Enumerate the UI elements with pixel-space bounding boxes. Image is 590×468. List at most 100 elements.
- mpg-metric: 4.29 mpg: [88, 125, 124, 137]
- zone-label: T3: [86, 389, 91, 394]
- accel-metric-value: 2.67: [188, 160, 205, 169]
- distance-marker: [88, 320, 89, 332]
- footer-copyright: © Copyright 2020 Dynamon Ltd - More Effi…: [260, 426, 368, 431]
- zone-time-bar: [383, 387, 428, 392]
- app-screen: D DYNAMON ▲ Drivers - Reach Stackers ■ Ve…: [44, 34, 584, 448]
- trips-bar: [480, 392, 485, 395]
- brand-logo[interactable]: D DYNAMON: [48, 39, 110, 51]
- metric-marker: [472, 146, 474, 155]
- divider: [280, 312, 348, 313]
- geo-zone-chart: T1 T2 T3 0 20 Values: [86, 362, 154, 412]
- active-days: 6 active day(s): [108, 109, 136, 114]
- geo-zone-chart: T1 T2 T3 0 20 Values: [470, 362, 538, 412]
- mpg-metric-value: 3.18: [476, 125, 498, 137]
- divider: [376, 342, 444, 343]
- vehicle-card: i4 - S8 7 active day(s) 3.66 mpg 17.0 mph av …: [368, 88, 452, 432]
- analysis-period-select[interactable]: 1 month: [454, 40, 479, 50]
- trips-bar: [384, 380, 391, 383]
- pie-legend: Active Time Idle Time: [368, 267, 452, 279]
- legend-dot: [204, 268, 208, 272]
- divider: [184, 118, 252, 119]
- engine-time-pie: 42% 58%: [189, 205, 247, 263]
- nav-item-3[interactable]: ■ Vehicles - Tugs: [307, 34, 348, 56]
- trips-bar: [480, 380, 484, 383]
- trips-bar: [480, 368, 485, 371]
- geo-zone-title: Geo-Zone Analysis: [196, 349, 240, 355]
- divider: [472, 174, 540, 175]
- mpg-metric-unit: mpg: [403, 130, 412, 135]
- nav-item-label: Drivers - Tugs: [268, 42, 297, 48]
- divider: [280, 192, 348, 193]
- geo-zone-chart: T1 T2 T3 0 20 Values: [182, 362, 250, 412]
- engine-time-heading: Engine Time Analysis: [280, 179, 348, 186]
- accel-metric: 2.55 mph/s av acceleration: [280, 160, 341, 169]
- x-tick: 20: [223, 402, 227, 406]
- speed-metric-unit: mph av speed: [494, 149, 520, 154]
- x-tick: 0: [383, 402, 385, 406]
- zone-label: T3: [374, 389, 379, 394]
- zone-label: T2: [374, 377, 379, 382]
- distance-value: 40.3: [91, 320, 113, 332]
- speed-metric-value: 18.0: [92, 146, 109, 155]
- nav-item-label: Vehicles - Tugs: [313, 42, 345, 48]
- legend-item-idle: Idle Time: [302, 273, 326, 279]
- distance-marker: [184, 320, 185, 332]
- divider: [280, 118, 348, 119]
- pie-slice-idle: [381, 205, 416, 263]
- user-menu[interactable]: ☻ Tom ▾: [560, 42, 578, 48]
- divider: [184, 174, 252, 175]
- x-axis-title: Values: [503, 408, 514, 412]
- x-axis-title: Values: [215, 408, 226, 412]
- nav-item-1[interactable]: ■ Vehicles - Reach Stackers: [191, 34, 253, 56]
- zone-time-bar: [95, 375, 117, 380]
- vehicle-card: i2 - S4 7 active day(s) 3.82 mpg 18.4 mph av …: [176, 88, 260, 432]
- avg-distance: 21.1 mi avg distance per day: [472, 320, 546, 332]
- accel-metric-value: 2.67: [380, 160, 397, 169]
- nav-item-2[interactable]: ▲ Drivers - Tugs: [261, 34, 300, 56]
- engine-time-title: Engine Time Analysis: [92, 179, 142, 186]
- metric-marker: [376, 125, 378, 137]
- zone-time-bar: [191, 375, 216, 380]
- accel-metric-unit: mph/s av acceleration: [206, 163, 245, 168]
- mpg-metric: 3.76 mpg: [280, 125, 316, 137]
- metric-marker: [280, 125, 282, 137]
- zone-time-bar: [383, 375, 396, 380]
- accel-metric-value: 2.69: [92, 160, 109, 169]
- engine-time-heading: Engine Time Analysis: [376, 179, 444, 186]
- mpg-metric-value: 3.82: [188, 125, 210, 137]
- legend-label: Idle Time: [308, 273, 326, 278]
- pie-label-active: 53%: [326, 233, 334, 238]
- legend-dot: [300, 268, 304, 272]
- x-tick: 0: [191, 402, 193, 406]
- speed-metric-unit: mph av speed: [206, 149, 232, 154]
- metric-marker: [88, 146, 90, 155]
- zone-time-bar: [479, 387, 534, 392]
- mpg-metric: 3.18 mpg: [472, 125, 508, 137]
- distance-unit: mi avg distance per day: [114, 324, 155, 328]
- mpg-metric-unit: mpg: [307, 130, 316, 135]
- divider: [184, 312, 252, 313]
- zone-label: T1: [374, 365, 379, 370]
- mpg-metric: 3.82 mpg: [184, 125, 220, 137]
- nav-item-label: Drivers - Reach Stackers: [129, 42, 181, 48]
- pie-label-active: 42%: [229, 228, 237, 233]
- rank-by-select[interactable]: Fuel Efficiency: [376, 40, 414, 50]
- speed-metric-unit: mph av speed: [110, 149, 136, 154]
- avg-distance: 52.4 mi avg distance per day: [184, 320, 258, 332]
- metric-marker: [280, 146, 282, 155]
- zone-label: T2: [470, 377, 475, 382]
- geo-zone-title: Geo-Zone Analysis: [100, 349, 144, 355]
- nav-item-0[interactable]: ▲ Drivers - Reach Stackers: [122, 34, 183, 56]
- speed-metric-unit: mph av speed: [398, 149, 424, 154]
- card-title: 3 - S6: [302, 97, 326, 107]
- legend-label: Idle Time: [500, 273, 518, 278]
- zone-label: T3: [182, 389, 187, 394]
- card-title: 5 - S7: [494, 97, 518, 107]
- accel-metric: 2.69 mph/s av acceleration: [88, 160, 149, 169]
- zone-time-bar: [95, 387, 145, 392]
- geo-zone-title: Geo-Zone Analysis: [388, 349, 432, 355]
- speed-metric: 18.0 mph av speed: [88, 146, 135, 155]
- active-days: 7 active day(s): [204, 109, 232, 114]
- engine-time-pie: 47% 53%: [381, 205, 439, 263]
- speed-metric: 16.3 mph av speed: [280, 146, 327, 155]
* * *
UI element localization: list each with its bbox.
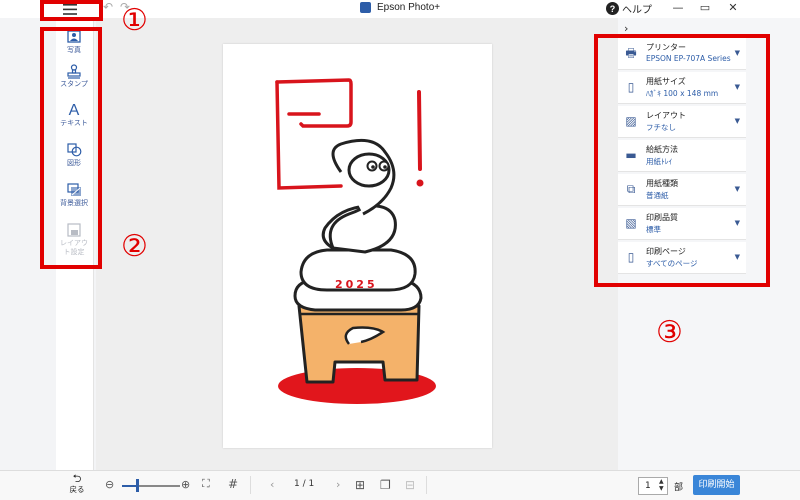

What is required ▸
Copy the lines from the one containing "Enumerate the UI" through the one containing "- legend-dot: [204, 268, 208, 272]", both included.

Solved problem ▸
Enumerate the UI elements with pixel-space bounding boxes. Image is 590×468. List at most 100 elements.
- mpg-metric: 4.29 mpg: [88, 125, 124, 137]
- zone-label: T3: [86, 389, 91, 394]
- accel-metric-value: 2.67: [188, 160, 205, 169]
- distance-marker: [88, 320, 89, 332]
- footer-copyright: © Copyright 2020 Dynamon Ltd - More Effi…: [260, 426, 368, 431]
- zone-time-bar: [383, 387, 428, 392]
- app-screen: D DYNAMON ▲ Drivers - Reach Stackers ■ Ve…: [44, 34, 584, 448]
- trips-bar: [480, 392, 485, 395]
- brand-logo[interactable]: D DYNAMON: [48, 39, 110, 51]
- metric-marker: [472, 146, 474, 155]
- divider: [280, 312, 348, 313]
- geo-zone-chart: T1 T2 T3 0 20 Values: [86, 362, 154, 412]
- active-days: 6 active day(s): [108, 109, 136, 114]
- geo-zone-chart: T1 T2 T3 0 20 Values: [470, 362, 538, 412]
- mpg-metric-value: 3.18: [476, 125, 498, 137]
- divider: [376, 342, 444, 343]
- vehicle-card: i4 - S8 7 active day(s) 3.66 mpg 17.0 mph av …: [368, 88, 452, 432]
- analysis-period-select[interactable]: 1 month: [454, 40, 479, 50]
- trips-bar: [384, 380, 391, 383]
- pie-legend: Active Time Idle Time: [368, 267, 452, 279]
- legend-dot: [204, 268, 208, 272]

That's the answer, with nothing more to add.